**Exercise input**

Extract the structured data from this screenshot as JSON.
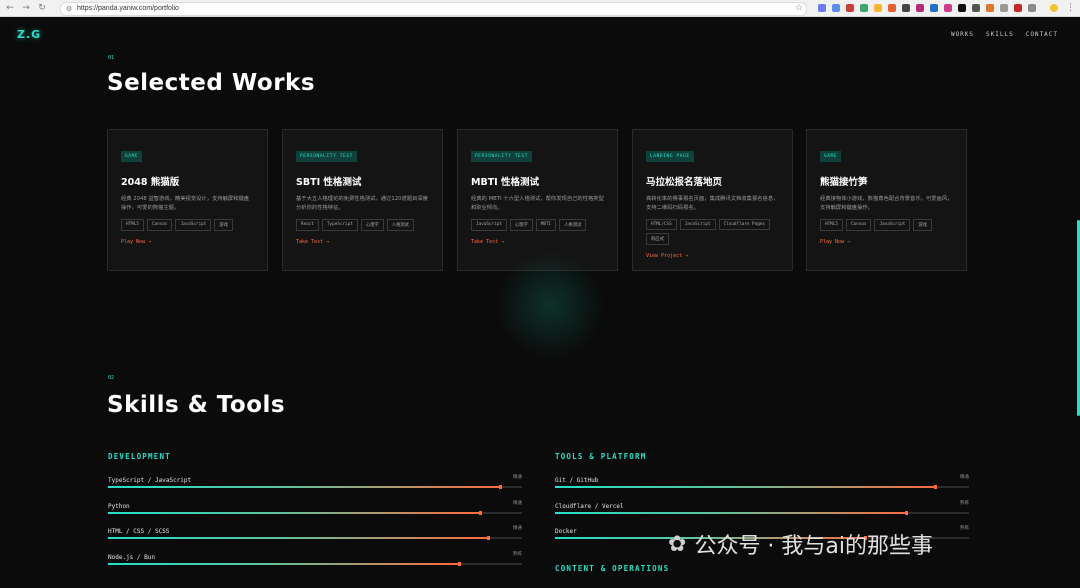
{
  "browser": {
    "url": "https://panda.yaniw.com/portfolio"
  },
  "header": {
    "logo": "Z.G",
    "nav": [
      "WORKS",
      "SKILLS",
      "CONTACT"
    ]
  },
  "works": {
    "number": "01",
    "title": "Selected Works",
    "cards": [
      {
        "badge": "GAME",
        "title": "2048 熊猫版",
        "desc": "经典 2048 益智游戏，精美视觉设计，支持触屏和键盘操作，可爱的熊猫主题。",
        "tags": [
          "HTML5",
          "Canvas",
          "JavaScript",
          "游戏"
        ],
        "link": "Play Now →"
      },
      {
        "badge": "PERSONALITY TEST",
        "title": "SBTI 性格测试",
        "desc": "基于大五人格理论的免费性格测试，通过120道题目深度分析你的性格特征。",
        "tags": [
          "React",
          "TypeScript",
          "心理学",
          "人格测试"
        ],
        "link": "Take Test →"
      },
      {
        "badge": "PERSONALITY TEST",
        "title": "MBTI 性格测试",
        "desc": "经典的 MBTI 十六型人格测试，帮你发现自己的性格类型和职业倾向。",
        "tags": [
          "JavaScript",
          "心理学",
          "MBTI",
          "人格测试"
        ],
        "link": "Take Test →"
      },
      {
        "badge": "LANDING PAGE",
        "title": "马拉松报名落地页",
        "desc": "高转化率的赛事报名页面，集成腾讯文档收集报名信息，支持二维码扫码报名。",
        "tags": [
          "HTML/CSS",
          "JavaScript",
          "Cloudflare Pages",
          "响应式"
        ],
        "link": "View Project →"
      },
      {
        "badge": "GAME",
        "title": "熊猫接竹笋",
        "desc": "经典接物体小游戏，熊猫角色配合背景音乐，可爱画风，支持触屏和键盘操作。",
        "tags": [
          "HTML5",
          "Canvas",
          "JavaScript",
          "游戏"
        ],
        "link": "Play Now →"
      }
    ]
  },
  "skills": {
    "number": "02",
    "title": "Skills & Tools",
    "categories": [
      {
        "name": "DEVELOPMENT",
        "items": [
          {
            "name": "TypeScript / JavaScript",
            "level": "精通",
            "percent": 95
          },
          {
            "name": "Python",
            "level": "精通",
            "percent": 90
          },
          {
            "name": "HTML / CSS / SCSS",
            "level": "精通",
            "percent": 92
          },
          {
            "name": "Node.js / Bun",
            "level": "熟练",
            "percent": 85
          }
        ]
      },
      {
        "name": "TOOLS & PLATFORM",
        "items": [
          {
            "name": "Git / GitHub",
            "level": "精通",
            "percent": 92
          },
          {
            "name": "Cloudflare / Vercel",
            "level": "熟练",
            "percent": 85
          },
          {
            "name": "Docker",
            "level": "熟练",
            "percent": 75
          }
        ]
      },
      {
        "name": "CONTENT & OPERATIONS",
        "items": []
      }
    ]
  },
  "watermark": "公众号 · 我与ai的那些事",
  "colors": {
    "accent": "#23e0c8",
    "highlight": "#ff6a3d",
    "background": "#0b0b0b"
  }
}
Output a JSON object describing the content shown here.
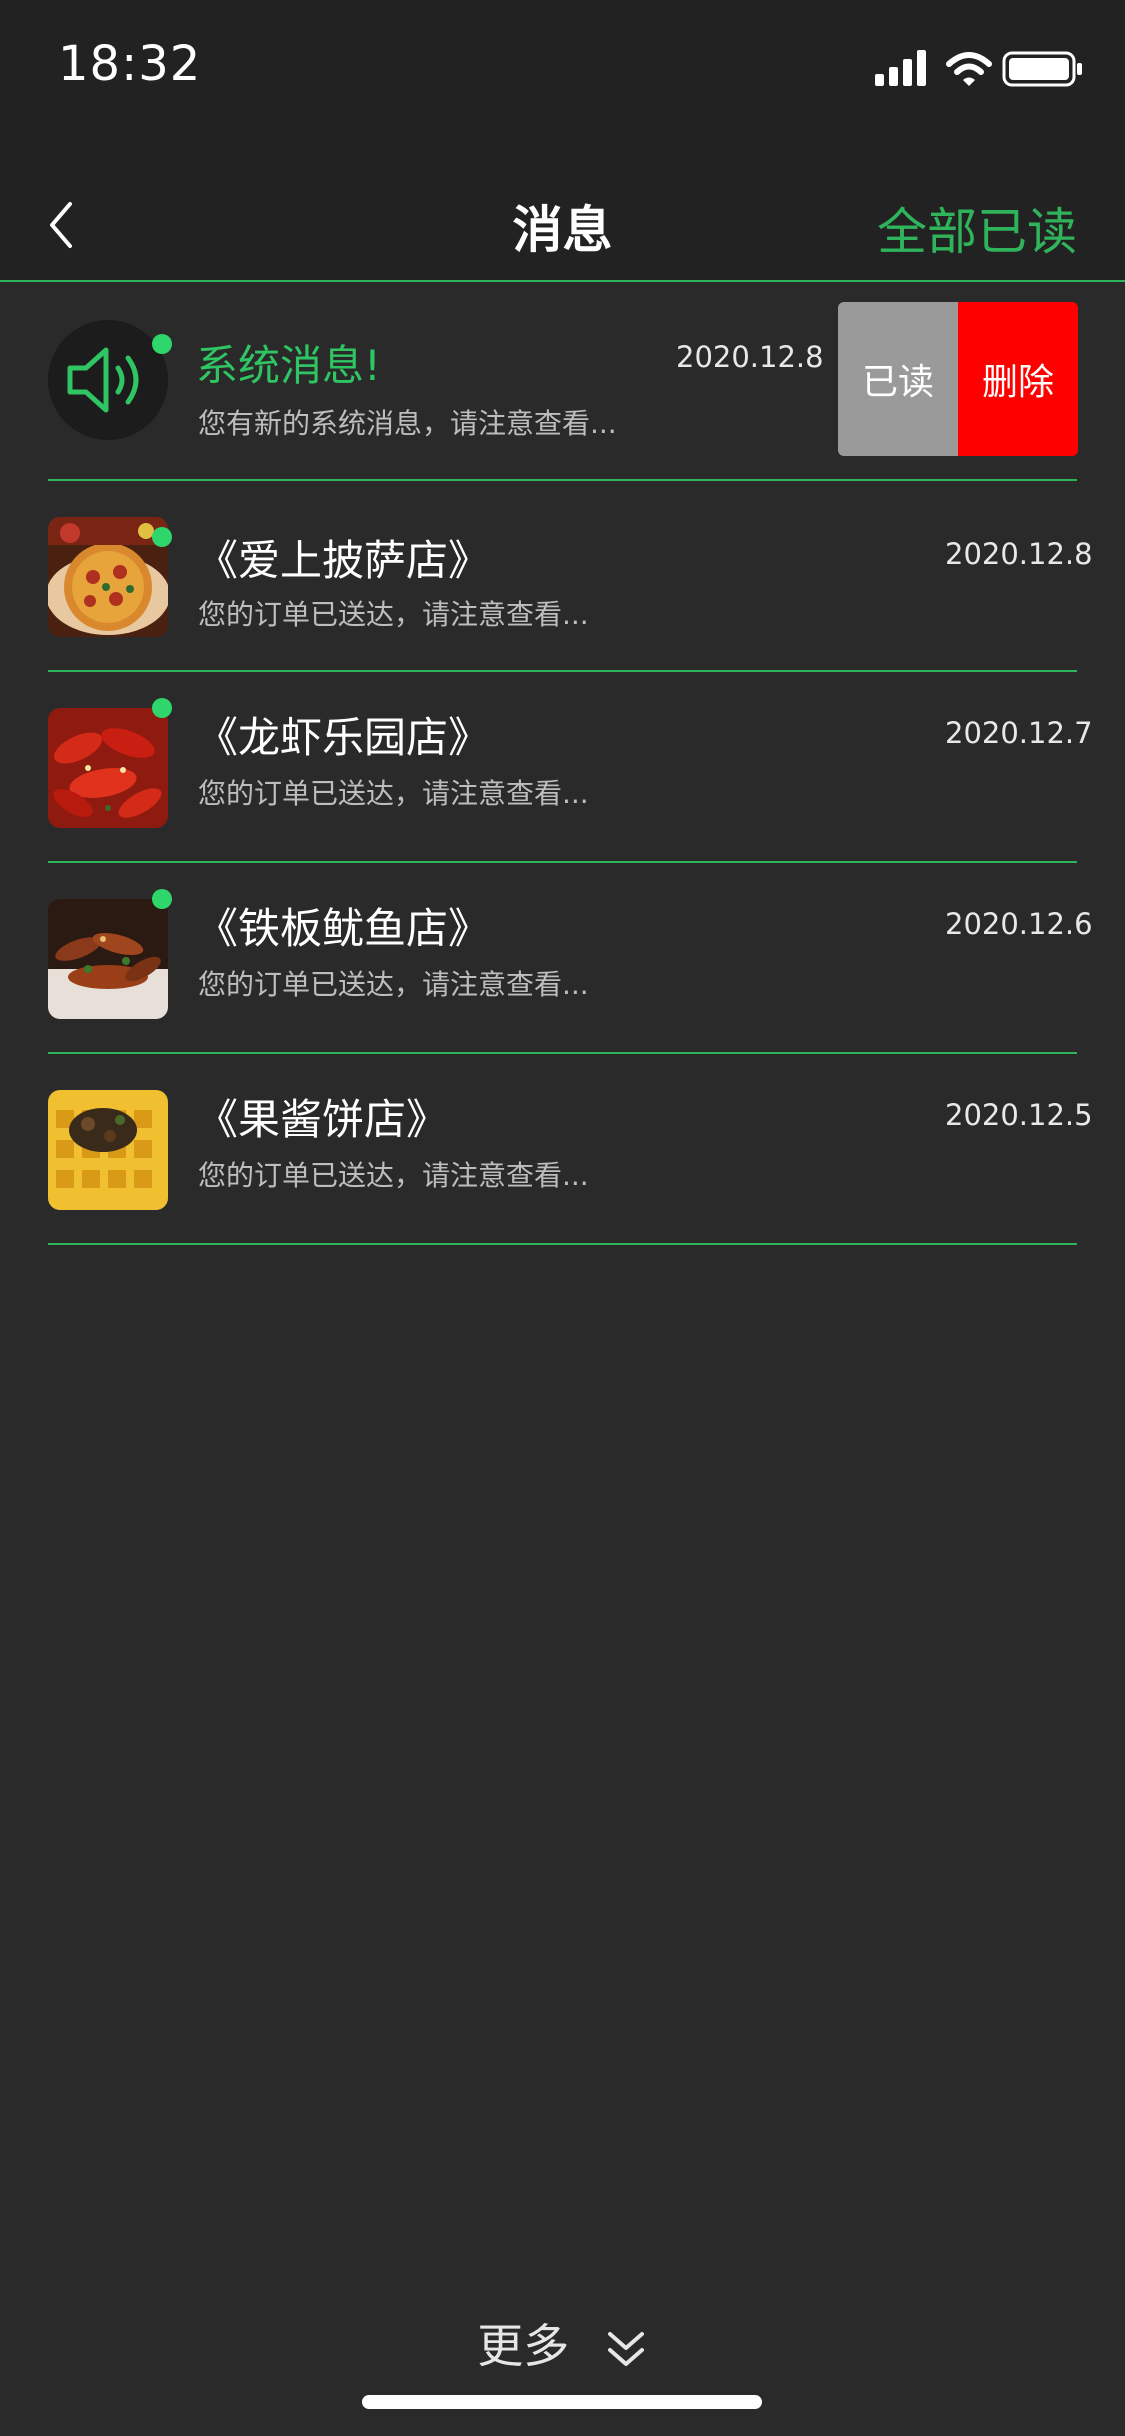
{
  "status_bar": {
    "time": "18:32"
  },
  "nav": {
    "title": "消息",
    "mark_all_read": "全部已读"
  },
  "messages": [
    {
      "title": "系统消息!",
      "subtitle": "您有新的系统消息，请注意查看...",
      "date": "2020.12.8",
      "unread": true,
      "icon": "speaker-icon"
    },
    {
      "title": "《爱上披萨店》",
      "subtitle": "您的订单已送达，请注意查看...",
      "date": "2020.12.8",
      "unread": true,
      "icon": "pizza-thumbnail"
    },
    {
      "title": "《龙虾乐园店》",
      "subtitle": "您的订单已送达，请注意查看...",
      "date": "2020.12.7",
      "unread": true,
      "icon": "crayfish-thumbnail"
    },
    {
      "title": "《铁板鱿鱼店》",
      "subtitle": "您的订单已送达，请注意查看...",
      "date": "2020.12.6",
      "unread": true,
      "icon": "squid-thumbnail"
    },
    {
      "title": "《果酱饼店》",
      "subtitle": "您的订单已送达，请注意查看...",
      "date": "2020.12.5",
      "unread": false,
      "icon": "waffle-thumbnail"
    }
  ],
  "swipe_actions": {
    "read_label": "已读",
    "delete_label": "删除"
  },
  "footer": {
    "more_label": "更多"
  },
  "colors": {
    "accent_green": "#2fb45b",
    "delete_red": "#ff0000",
    "read_gray": "#9a9a9a",
    "background": "#2a2a2a"
  }
}
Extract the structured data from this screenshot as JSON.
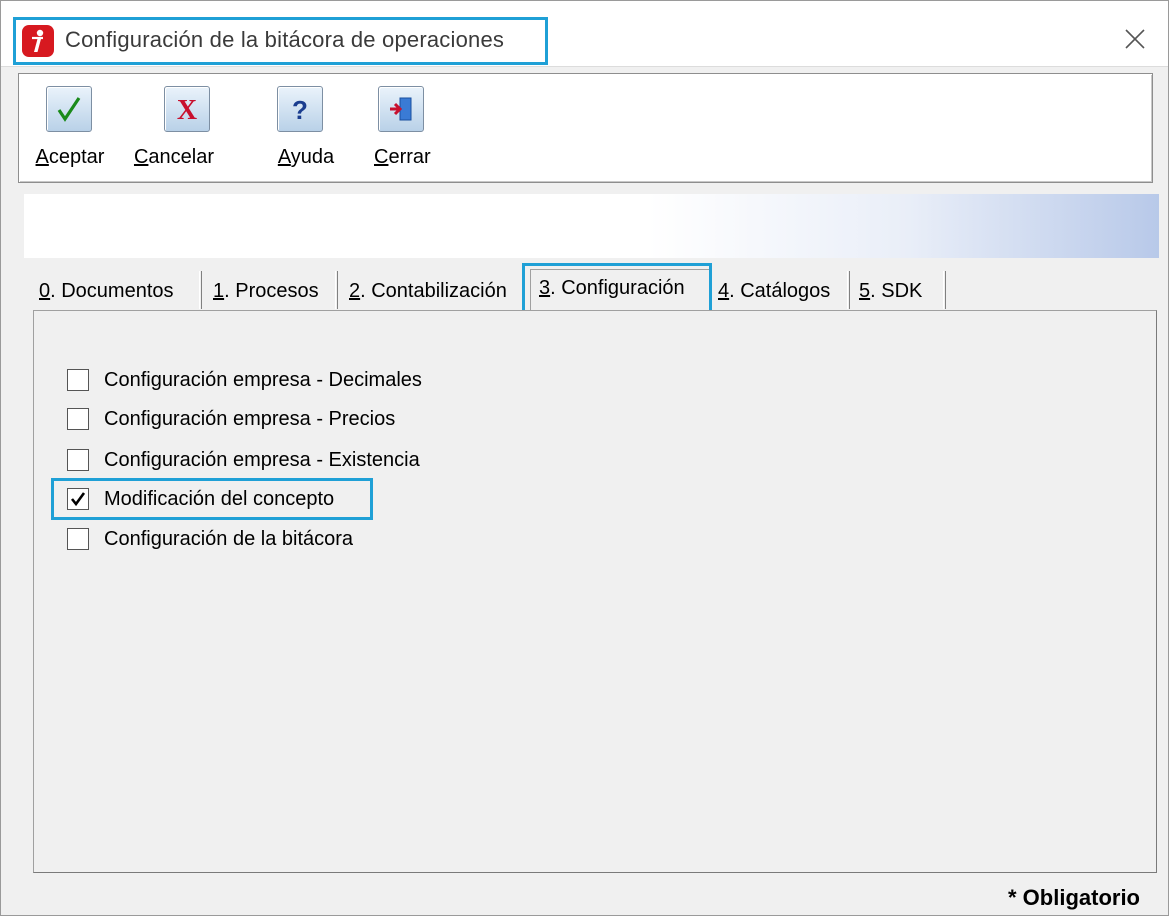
{
  "window": {
    "title": "Configuración de la bitácora de operaciones",
    "app_icon": "app-logo-icon",
    "close_icon": "close-icon"
  },
  "toolbar": {
    "buttons": [
      {
        "label": "Aceptar",
        "icon": "checkmark-icon",
        "color": "#1a8a1a"
      },
      {
        "label": "Cancelar",
        "icon": "x-icon",
        "color": "#c8102e"
      },
      {
        "label": "Ayuda",
        "icon": "help-icon",
        "color": "#1a3d8f"
      },
      {
        "label": "Cerrar",
        "icon": "exit-door-icon",
        "color": "#1a5fb4"
      }
    ]
  },
  "tabs": {
    "items": [
      {
        "num": "0",
        "label": ". Documentos"
      },
      {
        "num": "1",
        "label": ". Procesos"
      },
      {
        "num": "2",
        "label": ". Contabilización"
      },
      {
        "num": "3",
        "label": ". Configuración"
      },
      {
        "num": "4",
        "label": ". Catálogos"
      },
      {
        "num": "5",
        "label": ". SDK"
      }
    ],
    "active_index": 3
  },
  "options": [
    {
      "label": "Configuración empresa - Decimales",
      "checked": false
    },
    {
      "label": "Configuración empresa - Precios",
      "checked": false
    },
    {
      "label": "Configuración empresa - Existencia",
      "checked": false
    },
    {
      "label": "Modificación del concepto",
      "checked": true
    },
    {
      "label": "Configuración de la bitácora",
      "checked": false
    }
  ],
  "footer": {
    "required_label": "* Obligatorio"
  },
  "colors": {
    "highlight": "#1fa0d6",
    "brand_red": "#d71920"
  }
}
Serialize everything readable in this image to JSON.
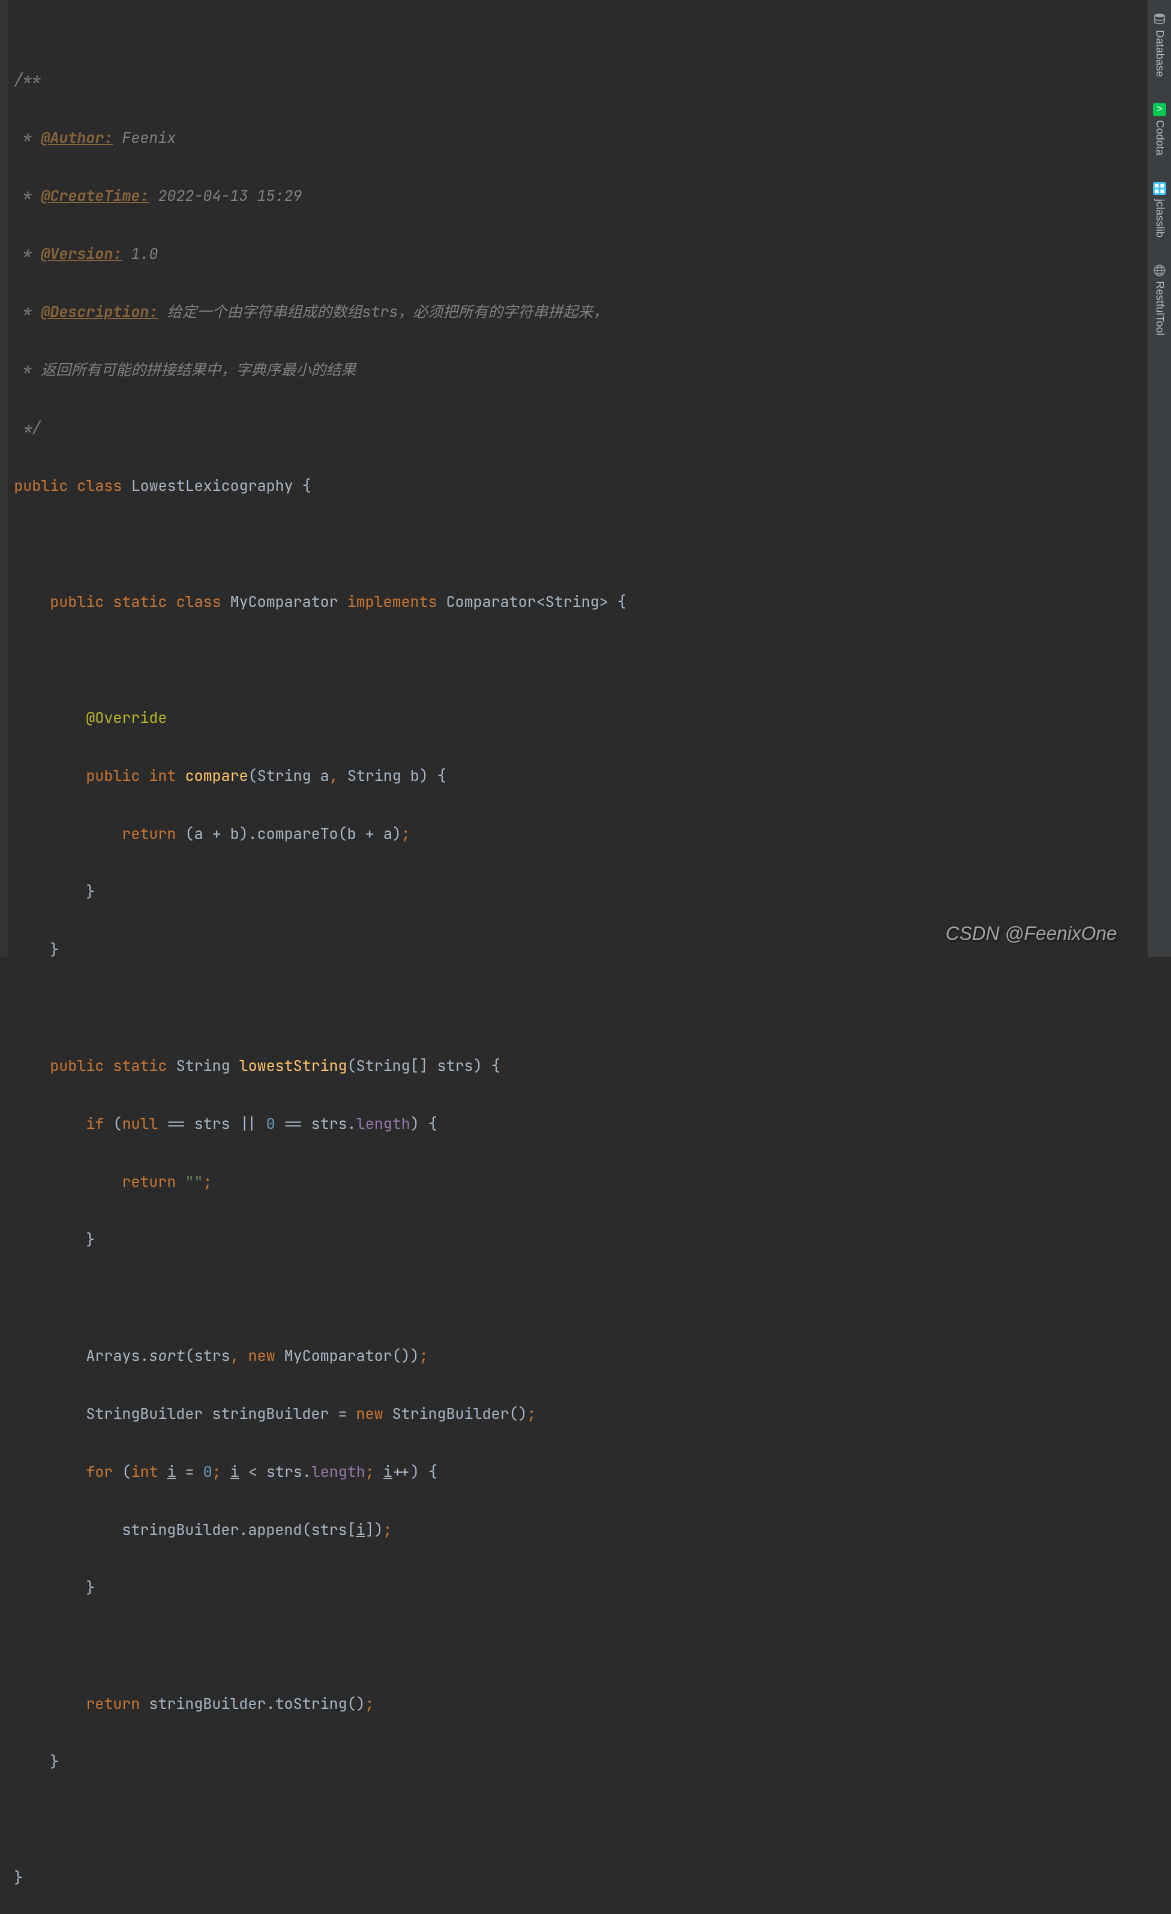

**Task directions**
Figure out how many lines above include the string "TypeScript", then report that number and nothing else.

**Task solution**
2